● REQUIRED TASKS:
**A)** Decide whether each statement agrees with the random trees regression script, answering yes or no and quoting the deciding words: (i) the maximum number of trees is set to 50; (ii) the trained model definition is written to a .csv file; (iii) the script checks out the ArcGIS Spatial Analyst extension license.
**B)** Answer these questions from the random trees regression script:
(i) Which field supplies the target values?
(ii) What value is given for the maximum tree depth?
(iii) Besides arcpy, which module's contents are imported with a wildcard?

● TEXT SEGMENT:
## begin

TrainRandomTreesRegressionModel example 2 (stand-alone script)

This Python stand-alone script models the relationship between explanatory variables and a target dataset.

# Import system modules 

import arcpy 
from arcpy.ia import * 

# Check out the ArcGIS Image Analyst extension license 
arcpy.CheckOutExtension("ImageAnalyst") 

# Define input parameters 
in_weather_variables = "C:/Data/ClimateVariables.crf" 
in_dem_varaible = "C:/Data/dem.tif" 
in_target = "C:/Data/pm2.5_observations.shp" 
target_value_field = "mean_pm2.5" 
Target_date_field = "date_collected" 
Raster_dimension = “StdTime” 
out_model_definition = "C:/Data/pm2.5_trained_model.ecd" 
Out_importance_table = "C:/Data/pm2.5_importance_table.csv" 
max_num_trees = 50 
max_tree_depth = 30 
max_num_samples = 10000 

# Execute - train with random tree regression model 
arcpy.ia.TrainRandomTreesRegressionModel(in_weather_variables;in_dem_varaible, in_target, out_model_definition,  target_value_field, Target_date_field, Raster_dimension, max_num_trees, max_tree_depth, max_num_samples)

## end

● INFORMATION GIVEN:
## begin

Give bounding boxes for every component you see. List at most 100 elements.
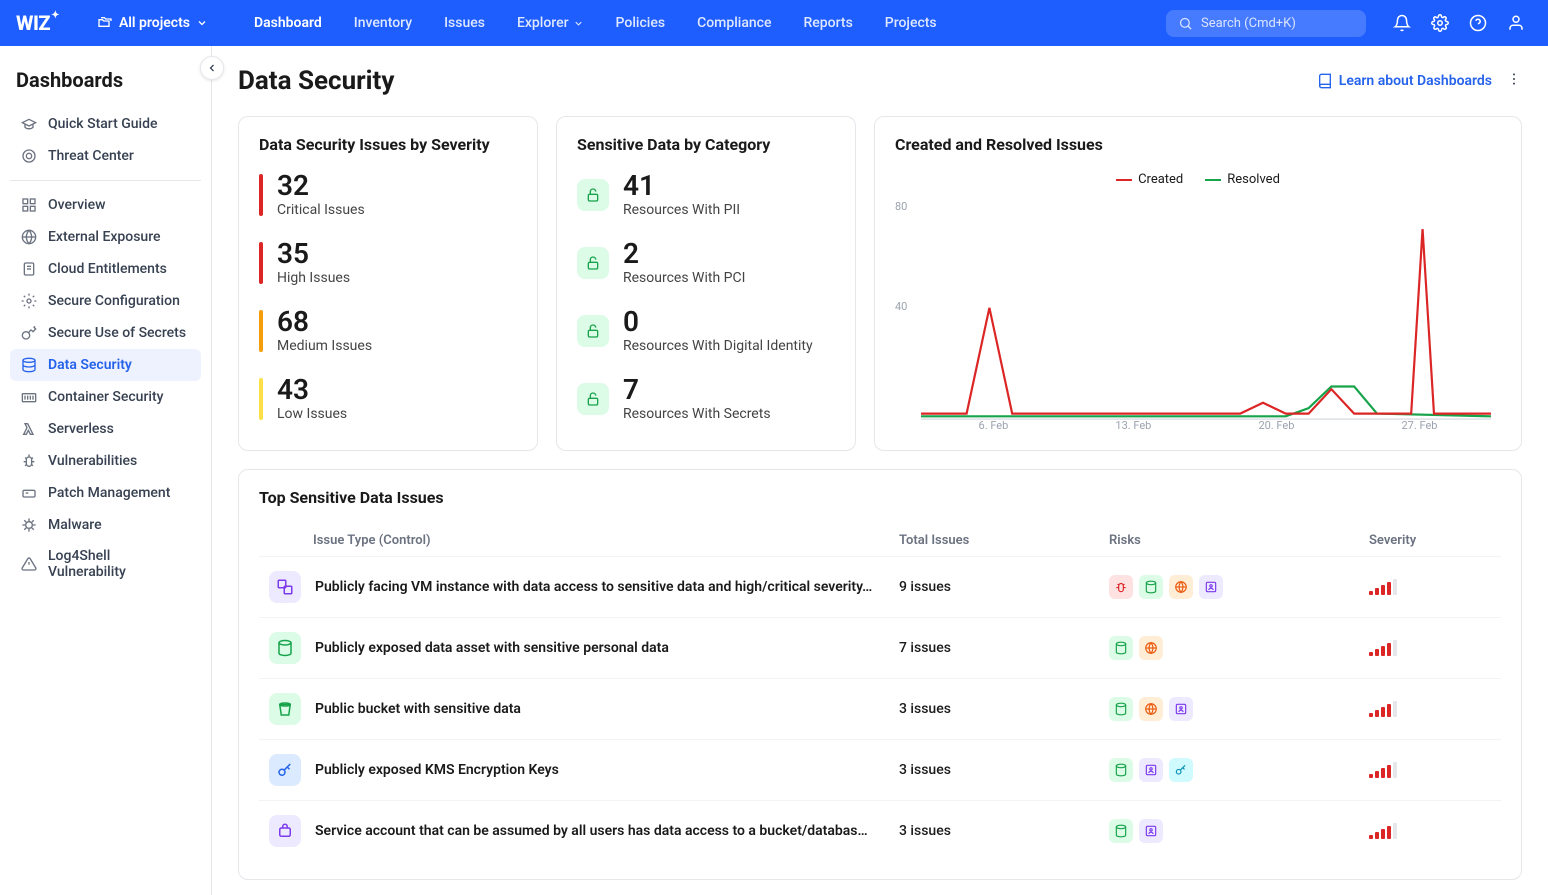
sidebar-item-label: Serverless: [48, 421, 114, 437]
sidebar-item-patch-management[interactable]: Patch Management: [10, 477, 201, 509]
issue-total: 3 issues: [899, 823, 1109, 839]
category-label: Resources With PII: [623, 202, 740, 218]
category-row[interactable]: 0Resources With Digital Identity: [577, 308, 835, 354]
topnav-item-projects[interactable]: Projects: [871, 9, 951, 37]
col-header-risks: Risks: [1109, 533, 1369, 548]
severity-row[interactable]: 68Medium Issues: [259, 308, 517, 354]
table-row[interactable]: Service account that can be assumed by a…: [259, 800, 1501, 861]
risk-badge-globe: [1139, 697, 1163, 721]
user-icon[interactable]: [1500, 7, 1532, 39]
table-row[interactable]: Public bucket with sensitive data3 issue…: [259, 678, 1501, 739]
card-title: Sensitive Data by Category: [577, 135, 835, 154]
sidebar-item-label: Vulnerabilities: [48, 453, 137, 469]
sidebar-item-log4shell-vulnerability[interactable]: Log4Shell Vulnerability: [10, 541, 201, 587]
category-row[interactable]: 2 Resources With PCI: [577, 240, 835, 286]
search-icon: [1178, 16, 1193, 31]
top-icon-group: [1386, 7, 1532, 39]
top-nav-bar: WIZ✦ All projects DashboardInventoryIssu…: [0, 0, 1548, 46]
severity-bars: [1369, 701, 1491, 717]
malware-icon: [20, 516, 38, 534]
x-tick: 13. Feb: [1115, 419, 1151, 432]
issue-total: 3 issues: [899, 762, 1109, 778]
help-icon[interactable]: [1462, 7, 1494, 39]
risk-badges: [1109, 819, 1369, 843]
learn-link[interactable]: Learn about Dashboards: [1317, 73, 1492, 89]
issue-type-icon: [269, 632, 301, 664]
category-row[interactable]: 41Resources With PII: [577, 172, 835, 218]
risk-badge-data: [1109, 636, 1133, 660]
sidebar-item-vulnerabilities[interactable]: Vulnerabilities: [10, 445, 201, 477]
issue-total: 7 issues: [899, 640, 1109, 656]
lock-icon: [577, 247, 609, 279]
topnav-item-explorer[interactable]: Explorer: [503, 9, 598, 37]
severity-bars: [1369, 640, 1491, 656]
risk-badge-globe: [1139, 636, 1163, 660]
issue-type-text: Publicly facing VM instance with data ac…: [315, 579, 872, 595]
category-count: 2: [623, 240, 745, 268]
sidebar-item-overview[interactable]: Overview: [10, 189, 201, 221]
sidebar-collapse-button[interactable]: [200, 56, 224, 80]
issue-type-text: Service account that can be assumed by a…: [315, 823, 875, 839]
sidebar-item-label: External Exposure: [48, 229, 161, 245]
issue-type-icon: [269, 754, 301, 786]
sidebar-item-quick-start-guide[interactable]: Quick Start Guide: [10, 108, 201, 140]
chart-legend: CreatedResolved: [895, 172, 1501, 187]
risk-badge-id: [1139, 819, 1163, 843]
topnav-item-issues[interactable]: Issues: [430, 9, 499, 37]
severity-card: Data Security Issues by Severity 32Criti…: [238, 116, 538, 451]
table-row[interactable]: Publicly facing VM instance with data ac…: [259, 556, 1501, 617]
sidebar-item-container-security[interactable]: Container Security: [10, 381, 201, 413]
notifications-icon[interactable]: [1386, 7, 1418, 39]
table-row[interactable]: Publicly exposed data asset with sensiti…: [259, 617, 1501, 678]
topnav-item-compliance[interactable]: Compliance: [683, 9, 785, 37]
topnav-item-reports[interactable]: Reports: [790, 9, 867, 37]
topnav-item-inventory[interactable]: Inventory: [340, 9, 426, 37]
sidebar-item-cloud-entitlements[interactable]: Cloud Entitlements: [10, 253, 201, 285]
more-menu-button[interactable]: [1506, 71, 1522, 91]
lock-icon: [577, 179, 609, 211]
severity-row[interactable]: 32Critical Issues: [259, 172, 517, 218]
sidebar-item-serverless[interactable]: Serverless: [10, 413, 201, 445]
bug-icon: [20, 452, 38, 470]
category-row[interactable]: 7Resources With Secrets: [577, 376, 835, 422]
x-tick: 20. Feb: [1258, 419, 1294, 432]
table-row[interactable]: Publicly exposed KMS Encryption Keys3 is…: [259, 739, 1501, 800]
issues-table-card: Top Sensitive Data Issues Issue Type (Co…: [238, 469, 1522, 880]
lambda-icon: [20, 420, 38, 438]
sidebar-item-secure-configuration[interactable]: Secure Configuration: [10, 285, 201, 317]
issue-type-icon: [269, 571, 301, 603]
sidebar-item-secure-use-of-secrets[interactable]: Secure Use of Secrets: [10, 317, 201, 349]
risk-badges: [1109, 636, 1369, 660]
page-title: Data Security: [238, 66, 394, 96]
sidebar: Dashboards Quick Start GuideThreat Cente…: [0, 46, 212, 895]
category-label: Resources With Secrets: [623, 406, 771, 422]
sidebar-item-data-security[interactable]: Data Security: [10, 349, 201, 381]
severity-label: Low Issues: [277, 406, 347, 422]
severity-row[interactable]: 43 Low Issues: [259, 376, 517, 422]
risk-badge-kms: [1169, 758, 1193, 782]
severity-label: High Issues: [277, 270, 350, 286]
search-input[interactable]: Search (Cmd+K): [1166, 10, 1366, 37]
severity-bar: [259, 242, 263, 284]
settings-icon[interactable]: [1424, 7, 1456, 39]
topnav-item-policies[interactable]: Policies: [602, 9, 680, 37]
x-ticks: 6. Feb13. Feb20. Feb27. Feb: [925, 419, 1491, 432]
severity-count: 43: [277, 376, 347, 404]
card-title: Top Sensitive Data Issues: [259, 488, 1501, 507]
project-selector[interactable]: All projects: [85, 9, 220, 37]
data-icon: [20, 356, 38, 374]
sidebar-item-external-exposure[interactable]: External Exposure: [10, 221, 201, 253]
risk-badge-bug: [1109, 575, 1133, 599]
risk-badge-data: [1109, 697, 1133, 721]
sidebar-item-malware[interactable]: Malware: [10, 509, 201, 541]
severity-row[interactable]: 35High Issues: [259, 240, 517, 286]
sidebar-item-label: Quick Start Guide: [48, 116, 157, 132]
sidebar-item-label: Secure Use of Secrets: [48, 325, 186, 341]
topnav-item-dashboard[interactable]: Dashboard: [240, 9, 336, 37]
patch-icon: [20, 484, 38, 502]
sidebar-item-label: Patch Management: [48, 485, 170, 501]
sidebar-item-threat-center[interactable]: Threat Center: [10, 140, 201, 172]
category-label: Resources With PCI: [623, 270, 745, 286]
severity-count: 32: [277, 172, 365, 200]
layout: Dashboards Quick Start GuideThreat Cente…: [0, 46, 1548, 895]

## end

● RESPONSES:
**A)**
(i) Yes: "max_num_trees = 50"
(ii) No: "out_model_definition = "C:/Data/pm2.5_trained_model.ecd""
(iii) No: "# Check out the ArcGIS Image Analyst extension license"

**B)**
(i) "mean_pm2.5"
(ii) 30
(iii) arcpy.ia